▶ [Problem requirements]:
Write out the data in full, exactly as shown.

▶ [Records supplied]:
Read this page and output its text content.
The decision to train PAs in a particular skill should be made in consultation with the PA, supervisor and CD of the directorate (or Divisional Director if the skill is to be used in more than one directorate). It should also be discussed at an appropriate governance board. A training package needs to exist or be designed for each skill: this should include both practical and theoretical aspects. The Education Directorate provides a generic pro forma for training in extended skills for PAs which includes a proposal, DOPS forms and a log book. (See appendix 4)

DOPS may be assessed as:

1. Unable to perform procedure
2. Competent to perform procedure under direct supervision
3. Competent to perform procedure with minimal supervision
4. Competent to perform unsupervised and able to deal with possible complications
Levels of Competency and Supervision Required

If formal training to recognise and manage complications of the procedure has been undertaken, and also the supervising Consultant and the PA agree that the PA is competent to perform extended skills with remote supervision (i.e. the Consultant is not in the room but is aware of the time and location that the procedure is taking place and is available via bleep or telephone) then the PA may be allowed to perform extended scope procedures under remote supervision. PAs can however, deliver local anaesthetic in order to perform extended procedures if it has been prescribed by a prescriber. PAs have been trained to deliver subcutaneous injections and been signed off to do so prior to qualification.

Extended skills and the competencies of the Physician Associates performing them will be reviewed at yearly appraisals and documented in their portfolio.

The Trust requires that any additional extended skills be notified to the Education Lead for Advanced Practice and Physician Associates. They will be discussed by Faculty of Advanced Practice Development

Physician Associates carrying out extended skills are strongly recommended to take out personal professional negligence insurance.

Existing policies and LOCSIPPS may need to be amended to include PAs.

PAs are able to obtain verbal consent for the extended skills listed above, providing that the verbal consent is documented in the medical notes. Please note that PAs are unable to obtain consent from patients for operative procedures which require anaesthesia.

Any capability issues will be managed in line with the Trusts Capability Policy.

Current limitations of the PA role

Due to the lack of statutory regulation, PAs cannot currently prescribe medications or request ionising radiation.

▶ [Answer box]:
Read this page and output its text content.
The decision to train PAs in a particular skill should be made in consultation with the PA, supervisor and CD of the directorate (or Divisional Director if the skill is to be used in more than one directorate). It should also be discussed at an appropriate governance board. A training package needs to exist or be designed for each skill: this should include both practical and theoretical aspects. The Education Directorate provides a generic pro forma for training in extended skills for PAs which includes a proposal, DOPS forms and a log book. (See appendix 4)

DOPS may be assessed as:

1. Unable to perform procedure
2. Competent to perform procedure under direct supervision
3. Competent to perform procedure with minimal supervision
4. Competent to perform unsupervised and able to deal with possible complications
Levels of Competency and Supervision Required

If formal training to recognise and manage complications of the procedure has been undertaken, and also the supervising Consultant and the PA agree that the PA is competent to perform extended skills with remote supervision (i.e. the Consultant is not in the room but is aware of the time and location that the procedure is taking place and is available via bleep or telephone) then the PA may be allowed to perform extended scope procedures under remote supervision. PAs can however, deliver local anaesthetic in order to perform extended procedures if it has been prescribed by a prescriber. PAs have been trained to deliver subcutaneous injections and been signed off to do so prior to qualification.

Extended skills and the competencies of the Physician Associates performing them will be reviewed at yearly appraisals and documented in their portfolio.

The Trust requires that any additional extended skills be notified to the Education Lead for Advanced Practice and Physician Associates. They will be discussed by Faculty of Advanced Practice Development

Physician Associates carrying out extended skills are strongly recommended to take out personal professional negligence insurance.

Existing policies and LOCSIPPS may need to be amended to include PAs.

PAs are able to obtain verbal consent for the extended skills listed above, providing that the verbal consent is documented in the medical notes. Please note that PAs are unable to obtain consent from patients for operative procedures which require anaesthesia.

Any capability issues will be managed in line with the Trusts Capability Policy.

Current limitations of the PA role

Due to the lack of statutory regulation, PAs cannot currently prescribe medications or request ionising radiation.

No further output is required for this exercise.